_Task brief_
Wherever the word "this" shows up in a line, please copy that line.

_Data entries_
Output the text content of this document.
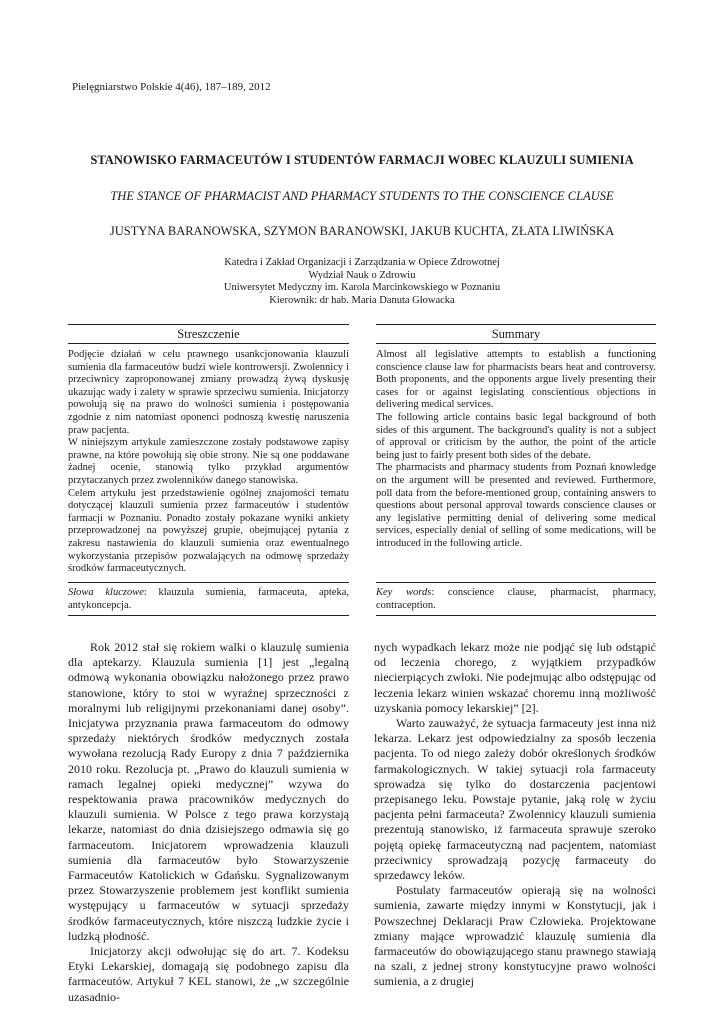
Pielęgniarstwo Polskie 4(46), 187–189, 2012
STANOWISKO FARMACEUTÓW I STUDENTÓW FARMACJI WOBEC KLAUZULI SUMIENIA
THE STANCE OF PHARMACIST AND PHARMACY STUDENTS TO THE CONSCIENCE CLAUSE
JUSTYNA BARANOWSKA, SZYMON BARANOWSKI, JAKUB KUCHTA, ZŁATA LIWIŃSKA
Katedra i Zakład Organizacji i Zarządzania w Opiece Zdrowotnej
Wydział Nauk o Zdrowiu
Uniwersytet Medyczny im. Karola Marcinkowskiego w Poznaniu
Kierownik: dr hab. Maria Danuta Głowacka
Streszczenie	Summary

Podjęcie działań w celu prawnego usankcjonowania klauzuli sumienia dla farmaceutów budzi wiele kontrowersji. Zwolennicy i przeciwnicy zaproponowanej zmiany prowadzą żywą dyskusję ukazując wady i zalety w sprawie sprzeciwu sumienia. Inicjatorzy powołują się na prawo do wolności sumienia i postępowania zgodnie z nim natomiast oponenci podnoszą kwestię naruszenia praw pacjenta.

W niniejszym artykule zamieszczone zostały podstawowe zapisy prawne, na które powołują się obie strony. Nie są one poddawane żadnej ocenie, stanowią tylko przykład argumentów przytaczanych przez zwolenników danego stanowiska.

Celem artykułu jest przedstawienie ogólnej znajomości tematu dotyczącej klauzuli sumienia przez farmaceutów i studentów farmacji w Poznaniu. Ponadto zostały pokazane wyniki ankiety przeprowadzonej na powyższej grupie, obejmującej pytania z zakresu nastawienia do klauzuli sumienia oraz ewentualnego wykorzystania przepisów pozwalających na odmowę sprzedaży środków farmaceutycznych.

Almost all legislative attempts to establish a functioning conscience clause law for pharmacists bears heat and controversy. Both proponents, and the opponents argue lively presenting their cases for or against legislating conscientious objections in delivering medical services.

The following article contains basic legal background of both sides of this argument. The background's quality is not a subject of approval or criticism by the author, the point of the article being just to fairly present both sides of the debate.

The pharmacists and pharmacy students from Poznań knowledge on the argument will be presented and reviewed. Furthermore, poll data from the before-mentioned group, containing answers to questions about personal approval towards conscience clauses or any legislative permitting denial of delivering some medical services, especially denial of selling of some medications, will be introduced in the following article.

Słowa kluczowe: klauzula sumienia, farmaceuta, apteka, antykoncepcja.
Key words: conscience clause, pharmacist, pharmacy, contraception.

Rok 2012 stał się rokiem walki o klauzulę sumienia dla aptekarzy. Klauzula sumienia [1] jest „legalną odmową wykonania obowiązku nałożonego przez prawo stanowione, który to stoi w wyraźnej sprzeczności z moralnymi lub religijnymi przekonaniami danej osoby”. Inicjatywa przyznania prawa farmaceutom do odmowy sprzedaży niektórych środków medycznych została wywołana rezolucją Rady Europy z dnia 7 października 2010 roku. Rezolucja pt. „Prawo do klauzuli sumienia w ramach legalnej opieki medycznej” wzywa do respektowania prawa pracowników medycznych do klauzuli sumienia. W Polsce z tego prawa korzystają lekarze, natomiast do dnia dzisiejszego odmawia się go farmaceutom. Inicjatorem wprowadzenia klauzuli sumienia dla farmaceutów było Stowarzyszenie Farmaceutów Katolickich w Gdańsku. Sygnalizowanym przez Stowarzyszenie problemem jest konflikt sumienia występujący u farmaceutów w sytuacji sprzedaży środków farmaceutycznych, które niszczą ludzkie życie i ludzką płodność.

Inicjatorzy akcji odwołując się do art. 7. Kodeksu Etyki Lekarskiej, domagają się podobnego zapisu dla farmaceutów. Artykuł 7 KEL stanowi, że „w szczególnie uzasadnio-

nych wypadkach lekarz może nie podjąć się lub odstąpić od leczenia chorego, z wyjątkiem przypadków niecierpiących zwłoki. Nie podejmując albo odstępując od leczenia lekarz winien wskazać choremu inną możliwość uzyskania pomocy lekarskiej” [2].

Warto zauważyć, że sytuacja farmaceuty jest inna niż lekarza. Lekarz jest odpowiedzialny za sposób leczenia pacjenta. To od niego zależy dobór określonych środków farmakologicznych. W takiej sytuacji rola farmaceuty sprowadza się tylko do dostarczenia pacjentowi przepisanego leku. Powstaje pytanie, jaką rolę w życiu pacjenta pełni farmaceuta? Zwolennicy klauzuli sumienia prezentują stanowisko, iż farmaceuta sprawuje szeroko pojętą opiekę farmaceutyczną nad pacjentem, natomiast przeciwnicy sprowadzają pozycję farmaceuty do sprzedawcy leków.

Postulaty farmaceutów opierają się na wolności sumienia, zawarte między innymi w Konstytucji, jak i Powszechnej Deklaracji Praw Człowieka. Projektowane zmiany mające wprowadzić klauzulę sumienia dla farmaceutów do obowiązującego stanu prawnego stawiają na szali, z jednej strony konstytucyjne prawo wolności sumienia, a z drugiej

==

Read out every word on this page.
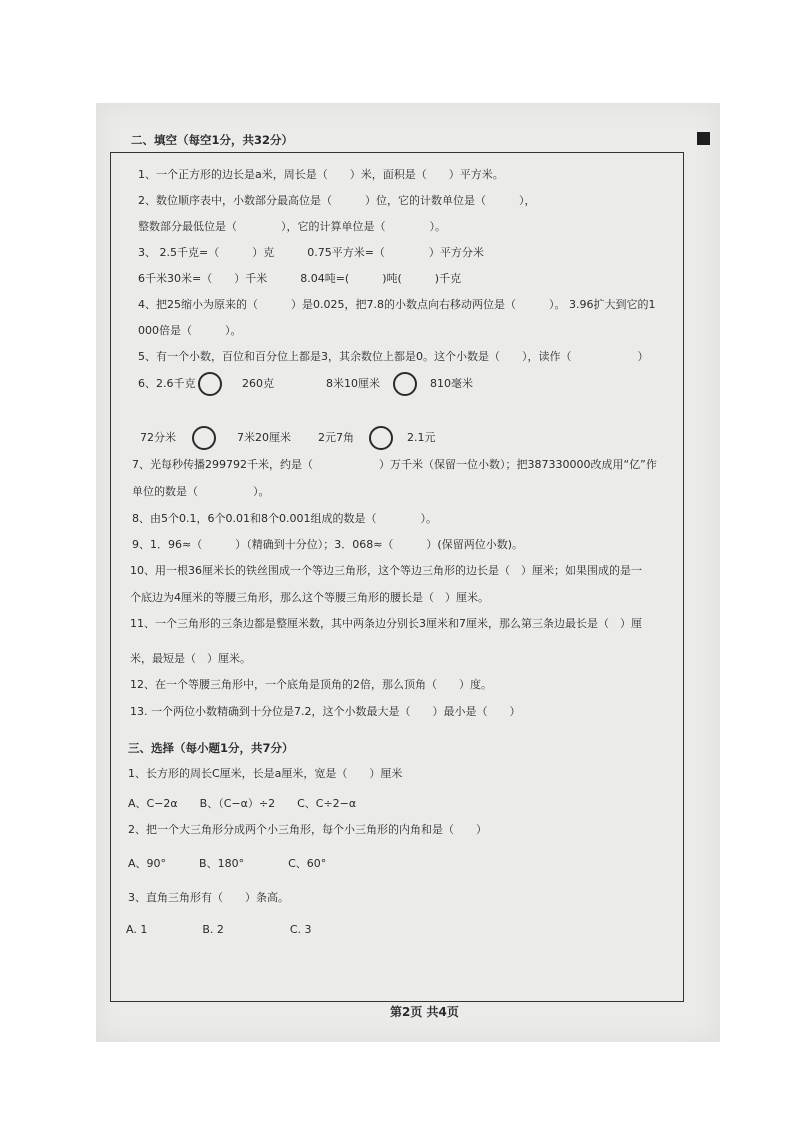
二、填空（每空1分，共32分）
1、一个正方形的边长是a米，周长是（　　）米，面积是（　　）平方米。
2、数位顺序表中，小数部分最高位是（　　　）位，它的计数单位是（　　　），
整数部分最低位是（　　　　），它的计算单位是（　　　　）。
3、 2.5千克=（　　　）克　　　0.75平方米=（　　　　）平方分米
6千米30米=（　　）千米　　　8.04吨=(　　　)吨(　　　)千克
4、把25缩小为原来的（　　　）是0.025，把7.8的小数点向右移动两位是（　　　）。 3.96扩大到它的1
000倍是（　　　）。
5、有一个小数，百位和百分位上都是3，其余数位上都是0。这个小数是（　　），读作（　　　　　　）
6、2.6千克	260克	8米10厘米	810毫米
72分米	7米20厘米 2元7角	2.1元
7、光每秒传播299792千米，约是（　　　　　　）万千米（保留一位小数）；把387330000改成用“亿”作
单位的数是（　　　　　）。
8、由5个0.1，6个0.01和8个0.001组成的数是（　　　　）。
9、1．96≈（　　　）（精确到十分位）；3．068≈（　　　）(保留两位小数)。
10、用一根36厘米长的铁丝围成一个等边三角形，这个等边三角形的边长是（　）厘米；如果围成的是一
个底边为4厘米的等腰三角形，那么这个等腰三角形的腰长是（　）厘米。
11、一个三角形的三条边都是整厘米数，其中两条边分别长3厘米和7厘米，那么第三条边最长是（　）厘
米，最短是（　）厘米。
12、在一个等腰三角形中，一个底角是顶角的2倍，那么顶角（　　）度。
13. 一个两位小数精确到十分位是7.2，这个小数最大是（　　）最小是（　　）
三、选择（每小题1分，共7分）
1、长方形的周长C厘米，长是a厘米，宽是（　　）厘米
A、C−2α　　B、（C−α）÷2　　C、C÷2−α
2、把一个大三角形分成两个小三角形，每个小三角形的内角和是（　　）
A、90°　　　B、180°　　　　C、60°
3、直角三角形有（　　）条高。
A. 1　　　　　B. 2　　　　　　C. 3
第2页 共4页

_Full solution_
Output the text content of this document.
The following article contains basic legal background of both sides of this argument. The background's quality is not a subject of approval or criticism by the author, the point of the article being just to fairly present both sides of the debate.
Read out every word on this page.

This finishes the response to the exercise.